[Directions] Transcribe all the entries word for word, skipping the pictures.
══ Record excerpts
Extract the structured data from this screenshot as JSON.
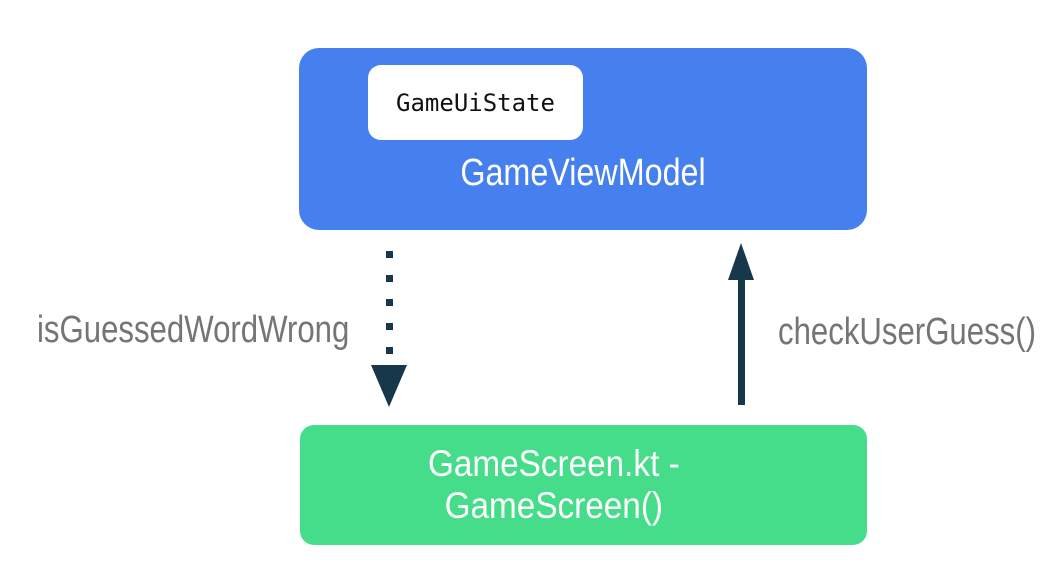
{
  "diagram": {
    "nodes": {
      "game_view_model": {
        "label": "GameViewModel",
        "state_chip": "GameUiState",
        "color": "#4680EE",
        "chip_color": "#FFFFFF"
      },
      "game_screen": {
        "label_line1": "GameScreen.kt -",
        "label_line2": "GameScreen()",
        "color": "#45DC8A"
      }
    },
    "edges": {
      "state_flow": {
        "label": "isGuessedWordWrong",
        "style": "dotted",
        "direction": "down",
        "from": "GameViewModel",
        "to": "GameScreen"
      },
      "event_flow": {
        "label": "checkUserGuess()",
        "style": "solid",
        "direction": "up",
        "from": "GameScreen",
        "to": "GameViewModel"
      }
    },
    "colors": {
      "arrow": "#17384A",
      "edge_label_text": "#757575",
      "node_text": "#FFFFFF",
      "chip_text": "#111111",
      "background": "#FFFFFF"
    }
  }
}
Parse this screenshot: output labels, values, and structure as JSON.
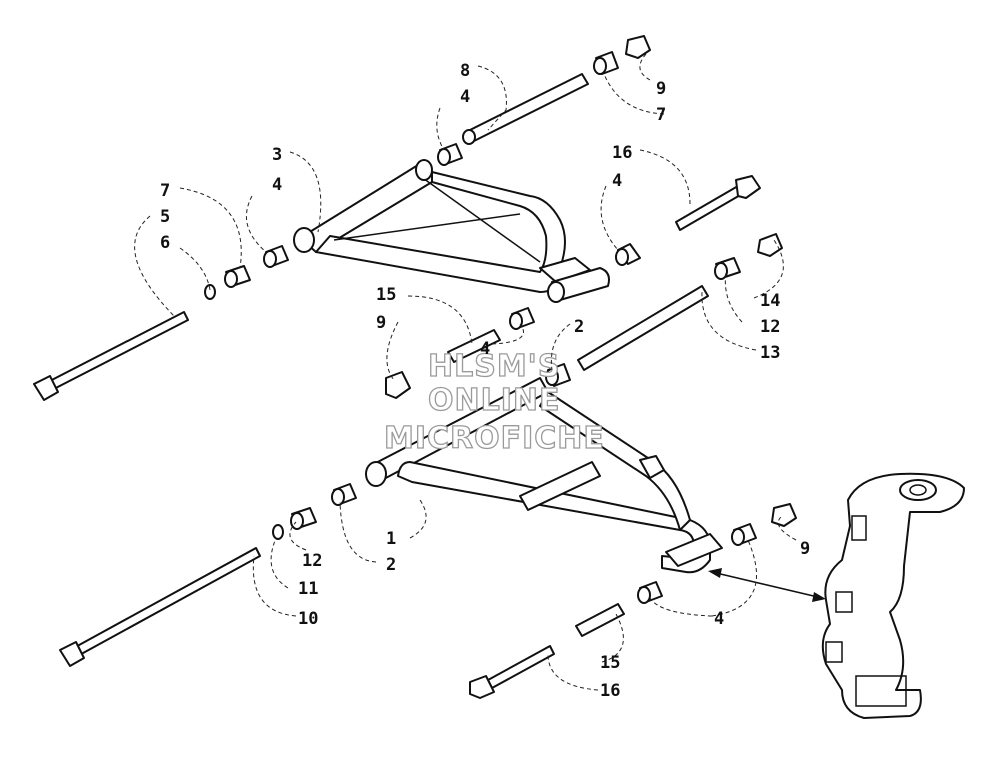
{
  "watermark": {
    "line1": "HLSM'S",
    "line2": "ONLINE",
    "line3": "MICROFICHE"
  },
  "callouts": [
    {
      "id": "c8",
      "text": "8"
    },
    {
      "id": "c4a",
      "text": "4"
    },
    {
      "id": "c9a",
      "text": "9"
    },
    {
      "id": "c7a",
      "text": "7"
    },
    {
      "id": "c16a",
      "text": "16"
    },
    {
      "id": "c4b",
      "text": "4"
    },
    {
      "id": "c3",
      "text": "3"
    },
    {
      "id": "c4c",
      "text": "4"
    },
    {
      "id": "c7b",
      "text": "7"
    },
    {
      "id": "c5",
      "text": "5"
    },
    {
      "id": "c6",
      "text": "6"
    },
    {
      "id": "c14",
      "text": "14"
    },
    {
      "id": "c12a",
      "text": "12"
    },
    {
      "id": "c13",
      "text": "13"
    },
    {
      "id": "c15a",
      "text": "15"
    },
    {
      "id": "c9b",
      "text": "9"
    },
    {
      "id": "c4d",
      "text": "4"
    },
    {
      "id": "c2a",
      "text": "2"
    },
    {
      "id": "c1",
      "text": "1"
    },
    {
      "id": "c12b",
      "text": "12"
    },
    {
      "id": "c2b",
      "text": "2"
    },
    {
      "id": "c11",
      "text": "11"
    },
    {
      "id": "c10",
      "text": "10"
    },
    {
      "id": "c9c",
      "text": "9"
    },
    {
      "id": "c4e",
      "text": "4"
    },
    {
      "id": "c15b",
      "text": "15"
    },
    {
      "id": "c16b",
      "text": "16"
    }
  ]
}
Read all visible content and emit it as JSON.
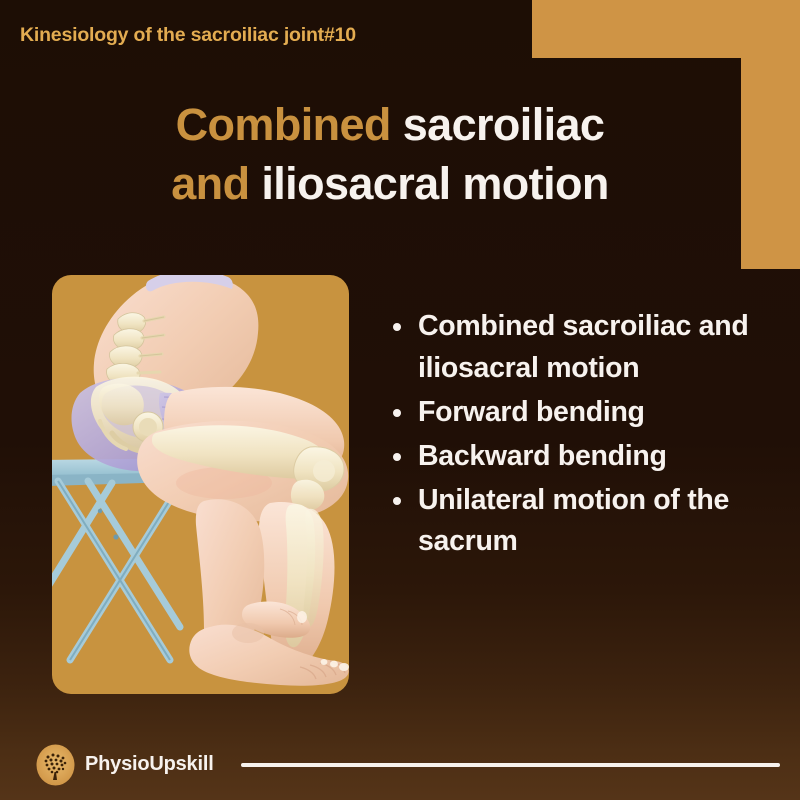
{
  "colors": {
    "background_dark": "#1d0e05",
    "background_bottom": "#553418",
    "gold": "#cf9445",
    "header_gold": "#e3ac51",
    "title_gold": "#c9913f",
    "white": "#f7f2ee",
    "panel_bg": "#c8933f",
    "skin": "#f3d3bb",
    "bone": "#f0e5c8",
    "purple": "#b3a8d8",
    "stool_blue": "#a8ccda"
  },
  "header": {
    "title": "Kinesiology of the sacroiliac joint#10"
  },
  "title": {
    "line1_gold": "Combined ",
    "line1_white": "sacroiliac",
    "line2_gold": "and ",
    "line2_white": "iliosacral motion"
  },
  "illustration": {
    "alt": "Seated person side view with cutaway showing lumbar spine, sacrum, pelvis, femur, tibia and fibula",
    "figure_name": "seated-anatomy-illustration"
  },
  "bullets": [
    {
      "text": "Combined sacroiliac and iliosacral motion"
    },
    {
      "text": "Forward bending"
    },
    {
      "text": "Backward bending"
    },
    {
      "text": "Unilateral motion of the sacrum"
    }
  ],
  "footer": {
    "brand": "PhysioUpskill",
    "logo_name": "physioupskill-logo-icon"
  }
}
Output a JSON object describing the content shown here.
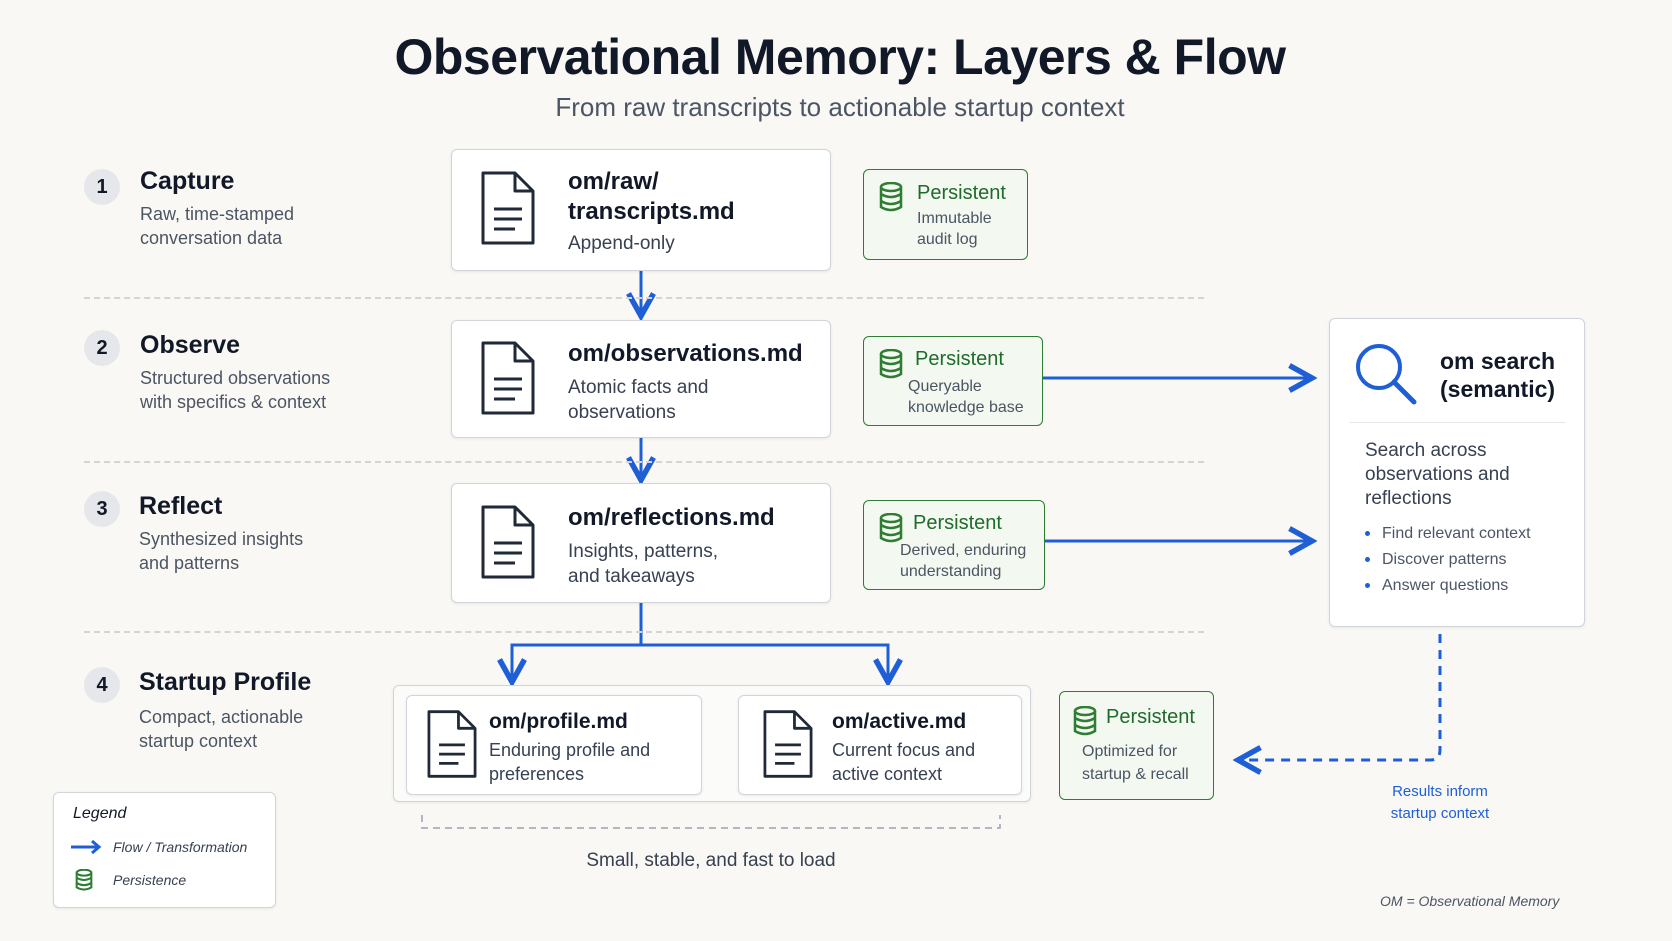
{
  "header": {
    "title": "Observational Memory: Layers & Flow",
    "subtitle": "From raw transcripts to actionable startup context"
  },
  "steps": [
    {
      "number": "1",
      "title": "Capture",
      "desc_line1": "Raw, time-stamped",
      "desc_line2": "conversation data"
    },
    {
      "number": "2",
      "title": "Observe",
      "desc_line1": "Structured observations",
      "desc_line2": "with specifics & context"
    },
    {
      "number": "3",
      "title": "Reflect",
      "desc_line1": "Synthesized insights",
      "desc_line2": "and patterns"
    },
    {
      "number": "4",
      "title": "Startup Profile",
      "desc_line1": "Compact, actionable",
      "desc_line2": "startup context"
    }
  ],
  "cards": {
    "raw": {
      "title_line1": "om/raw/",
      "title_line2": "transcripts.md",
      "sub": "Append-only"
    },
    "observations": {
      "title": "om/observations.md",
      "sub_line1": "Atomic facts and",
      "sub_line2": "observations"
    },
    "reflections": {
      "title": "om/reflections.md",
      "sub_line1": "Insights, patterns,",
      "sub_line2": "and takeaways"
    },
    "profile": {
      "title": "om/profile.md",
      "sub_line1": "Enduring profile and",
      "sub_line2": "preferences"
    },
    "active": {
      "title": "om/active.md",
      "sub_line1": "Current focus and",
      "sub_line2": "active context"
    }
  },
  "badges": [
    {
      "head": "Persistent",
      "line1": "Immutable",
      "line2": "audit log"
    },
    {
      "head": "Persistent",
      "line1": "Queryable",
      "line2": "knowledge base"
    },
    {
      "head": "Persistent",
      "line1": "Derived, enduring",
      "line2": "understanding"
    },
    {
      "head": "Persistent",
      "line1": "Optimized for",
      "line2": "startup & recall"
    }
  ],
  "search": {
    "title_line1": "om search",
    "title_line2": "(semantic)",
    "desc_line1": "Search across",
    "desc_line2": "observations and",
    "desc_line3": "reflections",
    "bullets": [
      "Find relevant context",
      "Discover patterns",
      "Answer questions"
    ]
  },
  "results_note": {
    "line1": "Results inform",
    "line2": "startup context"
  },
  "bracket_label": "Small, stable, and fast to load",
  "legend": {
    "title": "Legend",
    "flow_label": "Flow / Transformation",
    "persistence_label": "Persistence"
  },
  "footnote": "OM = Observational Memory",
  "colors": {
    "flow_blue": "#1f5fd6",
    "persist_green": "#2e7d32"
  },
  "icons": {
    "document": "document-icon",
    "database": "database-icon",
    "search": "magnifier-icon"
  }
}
════
[Response to the task]
Extract the structured data from this screenshot as JSON.
{
  "diagram": {
    "nodes": {
      "game_view_model": {
        "label": "GameViewModel",
        "state_chip": "GameUiState",
        "color": "#4680EE",
        "chip_color": "#FFFFFF"
      },
      "game_screen": {
        "label_line1": "GameScreen.kt -",
        "label_line2": "GameScreen()",
        "color": "#45DC8A"
      }
    },
    "edges": {
      "state_flow": {
        "label": "isGuessedWordWrong",
        "style": "dotted",
        "direction": "down",
        "from": "GameViewModel",
        "to": "GameScreen"
      },
      "event_flow": {
        "label": "checkUserGuess()",
        "style": "solid",
        "direction": "up",
        "from": "GameScreen",
        "to": "GameViewModel"
      }
    },
    "colors": {
      "arrow": "#17384A",
      "edge_label_text": "#757575",
      "node_text": "#FFFFFF",
      "chip_text": "#111111",
      "background": "#FFFFFF"
    }
  }
}
Parse this screenshot: output labels, values, and structure as JSON.
{
  "watermark": {
    "line1": "HLSM'S",
    "line2": "ONLINE",
    "line3": "MICROFICHE"
  },
  "callouts": [
    {
      "id": "c8",
      "text": "8"
    },
    {
      "id": "c4a",
      "text": "4"
    },
    {
      "id": "c9a",
      "text": "9"
    },
    {
      "id": "c7a",
      "text": "7"
    },
    {
      "id": "c16a",
      "text": "16"
    },
    {
      "id": "c4b",
      "text": "4"
    },
    {
      "id": "c3",
      "text": "3"
    },
    {
      "id": "c4c",
      "text": "4"
    },
    {
      "id": "c7b",
      "text": "7"
    },
    {
      "id": "c5",
      "text": "5"
    },
    {
      "id": "c6",
      "text": "6"
    },
    {
      "id": "c14",
      "text": "14"
    },
    {
      "id": "c12a",
      "text": "12"
    },
    {
      "id": "c13",
      "text": "13"
    },
    {
      "id": "c15a",
      "text": "15"
    },
    {
      "id": "c9b",
      "text": "9"
    },
    {
      "id": "c4d",
      "text": "4"
    },
    {
      "id": "c2a",
      "text": "2"
    },
    {
      "id": "c1",
      "text": "1"
    },
    {
      "id": "c12b",
      "text": "12"
    },
    {
      "id": "c2b",
      "text": "2"
    },
    {
      "id": "c11",
      "text": "11"
    },
    {
      "id": "c10",
      "text": "10"
    },
    {
      "id": "c9c",
      "text": "9"
    },
    {
      "id": "c4e",
      "text": "4"
    },
    {
      "id": "c15b",
      "text": "15"
    },
    {
      "id": "c16b",
      "text": "16"
    }
  ]
}
Read all visible content and emit it as JSON.
{
  "colors": {
    "background_dark": "#1d0e05",
    "background_bottom": "#553418",
    "gold": "#cf9445",
    "header_gold": "#e3ac51",
    "title_gold": "#c9913f",
    "white": "#f7f2ee",
    "panel_bg": "#c8933f",
    "skin": "#f3d3bb",
    "bone": "#f0e5c8",
    "purple": "#b3a8d8",
    "stool_blue": "#a8ccda"
  },
  "header": {
    "title": "Kinesiology of the sacroiliac joint#10"
  },
  "title": {
    "line1_gold": "Combined ",
    "line1_white": "sacroiliac",
    "line2_gold": "and ",
    "line2_white": "iliosacral motion"
  },
  "illustration": {
    "alt": "Seated person side view with cutaway showing lumbar spine, sacrum, pelvis, femur, tibia and fibula",
    "figure_name": "seated-anatomy-illustration"
  },
  "bullets": [
    {
      "text": "Combined sacroiliac and iliosacral motion"
    },
    {
      "text": "Forward bending"
    },
    {
      "text": "Backward bending"
    },
    {
      "text": "Unilateral motion of the sacrum"
    }
  ],
  "footer": {
    "brand": "PhysioUpskill",
    "logo_name": "physioupskill-logo-icon"
  }
}
Output a JSON object describing the content shown here.
{
  "header": {
    "title": "Observational Memory: Layers & Flow",
    "subtitle": "From raw transcripts to actionable startup context"
  },
  "steps": [
    {
      "number": "1",
      "title": "Capture",
      "desc_line1": "Raw, time-stamped",
      "desc_line2": "conversation data"
    },
    {
      "number": "2",
      "title": "Observe",
      "desc_line1": "Structured observations",
      "desc_line2": "with specifics & context"
    },
    {
      "number": "3",
      "title": "Reflect",
      "desc_line1": "Synthesized insights",
      "desc_line2": "and patterns"
    },
    {
      "number": "4",
      "title": "Startup Profile",
      "desc_line1": "Compact, actionable",
      "desc_line2": "startup context"
    }
  ],
  "cards": {
    "raw": {
      "title_line1": "om/raw/",
      "title_line2": "transcripts.md",
      "sub": "Append-only"
    },
    "observations": {
      "title": "om/observations.md",
      "sub_line1": "Atomic facts and",
      "sub_line2": "observations"
    },
    "reflections": {
      "title": "om/reflections.md",
      "sub_line1": "Insights, patterns,",
      "sub_line2": "and takeaways"
    },
    "profile": {
      "title": "om/profile.md",
      "sub_line1": "Enduring profile and",
      "sub_line2": "preferences"
    },
    "active": {
      "title": "om/active.md",
      "sub_line1": "Current focus and",
      "sub_line2": "active context"
    }
  },
  "badges": [
    {
      "head": "Persistent",
      "line1": "Immutable",
      "line2": "audit log"
    },
    {
      "head": "Persistent",
      "line1": "Queryable",
      "line2": "knowledge base"
    },
    {
      "head": "Persistent",
      "line1": "Derived, enduring",
      "line2": "understanding"
    },
    {
      "head": "Persistent",
      "line1": "Optimized for",
      "line2": "startup & recall"
    }
  ],
  "search": {
    "title_line1": "om search",
    "title_line2": "(semantic)",
    "desc_line1": "Search across",
    "desc_line2": "observations and",
    "desc_line3": "reflections",
    "bullets": [
      "Find relevant context",
      "Discover patterns",
      "Answer questions"
    ]
  },
  "results_note": {
    "line1": "Results inform",
    "line2": "startup context"
  },
  "bracket_label": "Small, stable, and fast to load",
  "legend": {
    "title": "Legend",
    "flow_label": "Flow / Transformation",
    "persistence_label": "Persistence"
  },
  "footnote": "OM = Observational Memory",
  "colors": {
    "flow_blue": "#1f5fd6",
    "persist_green": "#2e7d32"
  },
  "icons": {
    "document": "document-icon",
    "database": "database-icon",
    "search": "magnifier-icon"
  }
}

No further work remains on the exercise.